* Start *

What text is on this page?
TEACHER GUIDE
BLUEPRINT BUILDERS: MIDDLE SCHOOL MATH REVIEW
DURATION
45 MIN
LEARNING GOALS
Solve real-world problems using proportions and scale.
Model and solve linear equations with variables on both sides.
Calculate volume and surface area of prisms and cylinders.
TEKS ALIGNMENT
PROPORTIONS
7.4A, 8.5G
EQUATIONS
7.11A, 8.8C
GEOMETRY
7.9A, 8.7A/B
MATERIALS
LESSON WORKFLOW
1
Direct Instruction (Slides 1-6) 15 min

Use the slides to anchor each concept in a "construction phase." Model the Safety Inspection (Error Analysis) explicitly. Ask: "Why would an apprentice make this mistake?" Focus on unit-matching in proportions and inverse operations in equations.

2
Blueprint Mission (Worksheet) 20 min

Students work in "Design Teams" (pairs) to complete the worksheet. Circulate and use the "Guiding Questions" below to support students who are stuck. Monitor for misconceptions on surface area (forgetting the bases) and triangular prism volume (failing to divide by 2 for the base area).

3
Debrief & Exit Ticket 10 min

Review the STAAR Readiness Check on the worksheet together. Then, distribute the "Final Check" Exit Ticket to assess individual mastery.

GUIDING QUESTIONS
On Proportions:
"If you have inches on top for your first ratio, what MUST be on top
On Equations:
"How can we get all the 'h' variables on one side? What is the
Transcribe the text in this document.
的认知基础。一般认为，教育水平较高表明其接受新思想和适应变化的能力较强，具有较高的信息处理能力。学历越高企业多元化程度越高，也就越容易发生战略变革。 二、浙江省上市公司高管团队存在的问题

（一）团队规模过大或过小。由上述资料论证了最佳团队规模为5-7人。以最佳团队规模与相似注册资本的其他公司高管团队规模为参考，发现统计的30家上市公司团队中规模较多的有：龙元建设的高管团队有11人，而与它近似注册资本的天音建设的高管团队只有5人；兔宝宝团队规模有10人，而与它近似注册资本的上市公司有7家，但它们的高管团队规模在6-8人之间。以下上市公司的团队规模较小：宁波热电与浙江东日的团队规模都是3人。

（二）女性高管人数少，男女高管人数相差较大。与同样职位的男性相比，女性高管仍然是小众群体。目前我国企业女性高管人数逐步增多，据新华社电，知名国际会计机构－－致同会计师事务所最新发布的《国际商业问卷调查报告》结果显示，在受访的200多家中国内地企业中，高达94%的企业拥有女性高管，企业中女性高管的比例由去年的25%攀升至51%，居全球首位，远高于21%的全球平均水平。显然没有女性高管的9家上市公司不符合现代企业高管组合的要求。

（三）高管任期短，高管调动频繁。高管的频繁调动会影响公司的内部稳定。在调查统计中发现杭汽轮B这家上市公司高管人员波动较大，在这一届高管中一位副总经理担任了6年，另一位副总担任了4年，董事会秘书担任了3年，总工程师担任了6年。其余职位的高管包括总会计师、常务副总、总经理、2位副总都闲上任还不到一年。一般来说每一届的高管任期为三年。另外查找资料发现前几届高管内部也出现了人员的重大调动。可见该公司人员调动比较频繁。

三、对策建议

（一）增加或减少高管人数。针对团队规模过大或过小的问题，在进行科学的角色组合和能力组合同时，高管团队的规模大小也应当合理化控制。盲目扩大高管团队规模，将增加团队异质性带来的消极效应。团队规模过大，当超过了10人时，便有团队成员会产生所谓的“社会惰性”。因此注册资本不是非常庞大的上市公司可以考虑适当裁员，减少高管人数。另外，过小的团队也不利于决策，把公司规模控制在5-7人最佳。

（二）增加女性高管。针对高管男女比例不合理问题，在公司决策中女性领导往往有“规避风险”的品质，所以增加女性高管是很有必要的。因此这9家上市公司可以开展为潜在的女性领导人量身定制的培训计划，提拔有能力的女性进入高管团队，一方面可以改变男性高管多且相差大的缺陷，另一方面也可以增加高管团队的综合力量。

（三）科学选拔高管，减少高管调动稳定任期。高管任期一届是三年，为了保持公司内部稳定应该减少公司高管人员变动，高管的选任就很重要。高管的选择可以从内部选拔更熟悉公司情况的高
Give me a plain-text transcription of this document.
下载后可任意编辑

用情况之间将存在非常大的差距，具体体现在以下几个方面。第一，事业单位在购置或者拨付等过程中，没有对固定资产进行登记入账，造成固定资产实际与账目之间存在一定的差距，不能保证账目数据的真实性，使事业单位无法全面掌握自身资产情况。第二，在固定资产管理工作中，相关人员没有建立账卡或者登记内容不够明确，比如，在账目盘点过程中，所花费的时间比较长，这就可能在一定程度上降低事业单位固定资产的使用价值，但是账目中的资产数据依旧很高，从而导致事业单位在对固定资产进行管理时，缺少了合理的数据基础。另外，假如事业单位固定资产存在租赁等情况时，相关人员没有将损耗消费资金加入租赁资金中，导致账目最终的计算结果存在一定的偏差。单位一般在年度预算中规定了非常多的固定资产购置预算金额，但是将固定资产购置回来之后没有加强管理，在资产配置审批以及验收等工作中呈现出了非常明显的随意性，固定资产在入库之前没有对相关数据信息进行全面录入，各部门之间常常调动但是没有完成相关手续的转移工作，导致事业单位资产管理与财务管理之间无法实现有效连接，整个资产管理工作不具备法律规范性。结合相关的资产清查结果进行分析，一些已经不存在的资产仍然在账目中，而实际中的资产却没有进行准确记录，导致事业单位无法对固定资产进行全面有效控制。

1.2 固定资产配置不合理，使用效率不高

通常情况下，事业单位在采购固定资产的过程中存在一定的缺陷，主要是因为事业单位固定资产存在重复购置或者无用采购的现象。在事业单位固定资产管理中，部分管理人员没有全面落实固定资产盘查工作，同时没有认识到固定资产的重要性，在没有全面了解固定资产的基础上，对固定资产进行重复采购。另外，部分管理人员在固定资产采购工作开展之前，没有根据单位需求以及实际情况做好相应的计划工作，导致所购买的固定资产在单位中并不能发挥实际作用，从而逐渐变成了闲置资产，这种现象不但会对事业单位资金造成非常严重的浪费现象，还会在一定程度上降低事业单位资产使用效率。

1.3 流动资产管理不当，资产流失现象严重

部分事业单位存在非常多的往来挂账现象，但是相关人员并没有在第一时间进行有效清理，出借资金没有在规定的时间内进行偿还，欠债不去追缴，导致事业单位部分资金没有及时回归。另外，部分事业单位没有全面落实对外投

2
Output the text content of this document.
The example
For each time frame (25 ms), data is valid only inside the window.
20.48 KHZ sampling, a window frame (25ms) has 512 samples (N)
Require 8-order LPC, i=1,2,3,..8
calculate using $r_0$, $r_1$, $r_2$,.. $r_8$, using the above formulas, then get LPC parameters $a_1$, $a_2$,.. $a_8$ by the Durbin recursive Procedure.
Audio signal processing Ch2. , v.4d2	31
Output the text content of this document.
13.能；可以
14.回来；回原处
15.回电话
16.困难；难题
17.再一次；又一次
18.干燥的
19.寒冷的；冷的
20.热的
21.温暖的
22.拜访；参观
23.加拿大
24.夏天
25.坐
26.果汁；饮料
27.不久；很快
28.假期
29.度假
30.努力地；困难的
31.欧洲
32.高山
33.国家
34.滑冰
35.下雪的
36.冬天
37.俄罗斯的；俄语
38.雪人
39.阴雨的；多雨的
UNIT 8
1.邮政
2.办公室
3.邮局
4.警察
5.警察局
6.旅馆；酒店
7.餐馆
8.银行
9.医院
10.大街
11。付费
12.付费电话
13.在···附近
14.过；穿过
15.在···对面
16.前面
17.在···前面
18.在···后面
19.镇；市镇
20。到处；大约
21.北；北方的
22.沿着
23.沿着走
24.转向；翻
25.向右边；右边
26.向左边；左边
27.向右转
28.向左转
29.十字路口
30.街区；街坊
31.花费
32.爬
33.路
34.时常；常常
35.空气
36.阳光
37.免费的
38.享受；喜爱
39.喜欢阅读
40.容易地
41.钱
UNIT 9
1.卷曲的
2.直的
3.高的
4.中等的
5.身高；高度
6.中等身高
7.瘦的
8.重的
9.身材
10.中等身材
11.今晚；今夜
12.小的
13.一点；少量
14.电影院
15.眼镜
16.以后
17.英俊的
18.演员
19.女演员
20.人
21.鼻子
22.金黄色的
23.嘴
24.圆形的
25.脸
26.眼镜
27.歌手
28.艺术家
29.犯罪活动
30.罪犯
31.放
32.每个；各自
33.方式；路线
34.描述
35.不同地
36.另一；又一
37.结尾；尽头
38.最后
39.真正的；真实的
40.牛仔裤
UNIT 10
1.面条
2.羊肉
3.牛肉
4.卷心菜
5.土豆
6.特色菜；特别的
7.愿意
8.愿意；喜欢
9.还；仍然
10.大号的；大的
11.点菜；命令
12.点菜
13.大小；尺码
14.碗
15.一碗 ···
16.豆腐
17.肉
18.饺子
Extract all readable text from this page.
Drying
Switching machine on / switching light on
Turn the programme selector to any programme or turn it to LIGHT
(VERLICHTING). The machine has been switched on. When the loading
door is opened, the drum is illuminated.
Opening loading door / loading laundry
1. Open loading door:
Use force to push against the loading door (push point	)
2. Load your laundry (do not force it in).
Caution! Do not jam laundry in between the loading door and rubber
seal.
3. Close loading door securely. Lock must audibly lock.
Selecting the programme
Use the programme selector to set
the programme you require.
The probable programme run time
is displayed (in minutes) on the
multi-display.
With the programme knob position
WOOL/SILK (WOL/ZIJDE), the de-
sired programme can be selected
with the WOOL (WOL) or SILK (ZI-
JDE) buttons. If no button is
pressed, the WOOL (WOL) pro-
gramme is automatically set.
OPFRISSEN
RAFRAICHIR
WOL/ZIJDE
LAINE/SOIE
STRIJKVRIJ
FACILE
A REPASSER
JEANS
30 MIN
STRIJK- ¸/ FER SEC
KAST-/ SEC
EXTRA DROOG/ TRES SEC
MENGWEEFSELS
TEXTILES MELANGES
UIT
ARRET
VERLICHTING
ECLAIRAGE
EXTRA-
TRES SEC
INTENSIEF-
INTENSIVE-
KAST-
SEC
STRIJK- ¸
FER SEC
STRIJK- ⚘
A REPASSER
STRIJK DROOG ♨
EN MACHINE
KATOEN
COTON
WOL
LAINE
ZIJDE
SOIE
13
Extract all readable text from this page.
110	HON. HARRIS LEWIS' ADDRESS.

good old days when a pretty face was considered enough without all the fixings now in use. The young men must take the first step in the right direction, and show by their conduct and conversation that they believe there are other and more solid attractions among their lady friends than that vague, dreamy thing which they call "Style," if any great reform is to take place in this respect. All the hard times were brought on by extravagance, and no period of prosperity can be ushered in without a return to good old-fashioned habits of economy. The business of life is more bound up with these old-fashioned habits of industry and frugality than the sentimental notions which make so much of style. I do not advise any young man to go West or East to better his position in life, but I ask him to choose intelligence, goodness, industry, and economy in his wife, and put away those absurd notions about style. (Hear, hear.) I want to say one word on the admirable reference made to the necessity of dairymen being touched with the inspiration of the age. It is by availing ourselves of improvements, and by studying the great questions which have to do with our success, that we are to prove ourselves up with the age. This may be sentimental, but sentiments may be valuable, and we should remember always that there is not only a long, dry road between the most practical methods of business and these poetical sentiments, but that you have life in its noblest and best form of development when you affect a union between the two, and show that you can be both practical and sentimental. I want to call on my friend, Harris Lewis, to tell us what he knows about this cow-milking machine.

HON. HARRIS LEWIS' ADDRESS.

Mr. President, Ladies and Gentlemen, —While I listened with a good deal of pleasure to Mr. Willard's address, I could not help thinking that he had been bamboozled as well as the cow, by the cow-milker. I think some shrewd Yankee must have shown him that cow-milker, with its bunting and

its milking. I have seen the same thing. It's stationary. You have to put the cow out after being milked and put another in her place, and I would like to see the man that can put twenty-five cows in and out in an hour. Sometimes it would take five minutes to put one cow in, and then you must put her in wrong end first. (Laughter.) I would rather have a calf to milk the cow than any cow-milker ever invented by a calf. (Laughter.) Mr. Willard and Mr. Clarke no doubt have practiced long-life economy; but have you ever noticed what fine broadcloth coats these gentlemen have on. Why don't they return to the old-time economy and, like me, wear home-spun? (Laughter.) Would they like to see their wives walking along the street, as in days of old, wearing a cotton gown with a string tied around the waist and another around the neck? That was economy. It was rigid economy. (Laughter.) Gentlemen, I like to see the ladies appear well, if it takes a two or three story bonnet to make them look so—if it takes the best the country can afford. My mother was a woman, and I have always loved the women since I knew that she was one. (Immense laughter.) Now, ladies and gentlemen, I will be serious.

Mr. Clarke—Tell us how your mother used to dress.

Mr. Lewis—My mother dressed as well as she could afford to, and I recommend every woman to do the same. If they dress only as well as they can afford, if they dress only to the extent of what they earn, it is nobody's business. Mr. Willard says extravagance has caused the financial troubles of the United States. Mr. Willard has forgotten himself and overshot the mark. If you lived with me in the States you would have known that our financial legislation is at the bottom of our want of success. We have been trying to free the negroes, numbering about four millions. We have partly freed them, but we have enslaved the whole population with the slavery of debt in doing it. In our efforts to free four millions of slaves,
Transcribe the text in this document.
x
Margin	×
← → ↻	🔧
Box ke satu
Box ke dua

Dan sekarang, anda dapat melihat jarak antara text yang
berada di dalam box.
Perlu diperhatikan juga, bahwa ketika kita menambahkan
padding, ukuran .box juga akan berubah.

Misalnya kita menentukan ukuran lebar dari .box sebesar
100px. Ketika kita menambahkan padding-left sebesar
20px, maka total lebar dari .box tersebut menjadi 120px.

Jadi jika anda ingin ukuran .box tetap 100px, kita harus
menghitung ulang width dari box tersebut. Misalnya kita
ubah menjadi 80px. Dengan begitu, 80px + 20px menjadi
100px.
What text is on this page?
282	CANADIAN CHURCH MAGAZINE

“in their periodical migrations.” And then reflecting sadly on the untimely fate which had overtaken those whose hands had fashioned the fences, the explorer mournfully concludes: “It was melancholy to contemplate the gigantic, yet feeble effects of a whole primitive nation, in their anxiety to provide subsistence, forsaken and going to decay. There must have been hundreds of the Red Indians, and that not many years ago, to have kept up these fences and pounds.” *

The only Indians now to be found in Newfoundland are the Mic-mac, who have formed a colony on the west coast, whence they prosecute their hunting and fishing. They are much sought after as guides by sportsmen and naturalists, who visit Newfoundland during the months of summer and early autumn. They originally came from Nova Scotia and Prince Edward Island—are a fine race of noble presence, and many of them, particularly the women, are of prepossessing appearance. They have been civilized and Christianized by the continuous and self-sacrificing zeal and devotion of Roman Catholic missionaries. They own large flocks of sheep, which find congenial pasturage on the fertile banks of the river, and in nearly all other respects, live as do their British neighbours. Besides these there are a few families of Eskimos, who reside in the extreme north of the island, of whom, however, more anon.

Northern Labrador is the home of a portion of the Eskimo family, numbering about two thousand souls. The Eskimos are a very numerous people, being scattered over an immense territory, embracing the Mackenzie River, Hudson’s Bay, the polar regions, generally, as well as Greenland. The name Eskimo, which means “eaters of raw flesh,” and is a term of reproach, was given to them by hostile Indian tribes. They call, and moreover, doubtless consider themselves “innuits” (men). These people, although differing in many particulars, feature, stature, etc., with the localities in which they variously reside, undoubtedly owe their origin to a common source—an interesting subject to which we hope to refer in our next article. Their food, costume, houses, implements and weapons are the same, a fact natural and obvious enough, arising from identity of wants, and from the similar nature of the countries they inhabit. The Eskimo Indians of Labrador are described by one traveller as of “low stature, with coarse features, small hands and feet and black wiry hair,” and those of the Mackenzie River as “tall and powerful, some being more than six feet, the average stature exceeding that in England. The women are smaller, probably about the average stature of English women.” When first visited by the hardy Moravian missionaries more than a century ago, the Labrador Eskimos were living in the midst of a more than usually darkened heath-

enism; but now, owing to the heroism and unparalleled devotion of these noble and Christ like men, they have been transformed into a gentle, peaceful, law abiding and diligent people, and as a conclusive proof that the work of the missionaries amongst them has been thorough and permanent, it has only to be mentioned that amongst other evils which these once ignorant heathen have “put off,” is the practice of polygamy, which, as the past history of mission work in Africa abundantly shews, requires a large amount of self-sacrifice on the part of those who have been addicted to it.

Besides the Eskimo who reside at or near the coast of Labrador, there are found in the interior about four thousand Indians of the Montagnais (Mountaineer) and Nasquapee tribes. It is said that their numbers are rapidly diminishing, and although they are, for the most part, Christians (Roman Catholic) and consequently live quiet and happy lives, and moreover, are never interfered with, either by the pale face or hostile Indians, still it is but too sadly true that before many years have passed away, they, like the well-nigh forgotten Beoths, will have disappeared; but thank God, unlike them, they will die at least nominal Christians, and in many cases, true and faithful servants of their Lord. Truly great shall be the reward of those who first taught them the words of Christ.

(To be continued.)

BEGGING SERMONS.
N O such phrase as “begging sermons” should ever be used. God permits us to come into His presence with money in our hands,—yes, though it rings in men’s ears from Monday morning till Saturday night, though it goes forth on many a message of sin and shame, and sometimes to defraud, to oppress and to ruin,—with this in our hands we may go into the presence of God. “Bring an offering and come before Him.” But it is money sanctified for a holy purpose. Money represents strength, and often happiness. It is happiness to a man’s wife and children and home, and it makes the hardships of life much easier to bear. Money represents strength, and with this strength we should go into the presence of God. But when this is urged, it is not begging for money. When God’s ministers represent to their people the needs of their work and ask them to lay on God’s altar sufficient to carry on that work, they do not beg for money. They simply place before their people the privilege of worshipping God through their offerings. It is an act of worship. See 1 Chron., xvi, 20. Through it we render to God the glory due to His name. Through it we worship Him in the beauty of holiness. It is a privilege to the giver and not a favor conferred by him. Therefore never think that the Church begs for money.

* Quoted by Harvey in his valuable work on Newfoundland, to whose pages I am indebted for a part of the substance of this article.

* End *

▸ **Request**:
Show all lines from the listing above in which "SILK" appears.

▸ **Full response**:
WOOL/SILK (WOL/ZIJDE), the de-
with the WOOL (WOL) or SILK (ZI-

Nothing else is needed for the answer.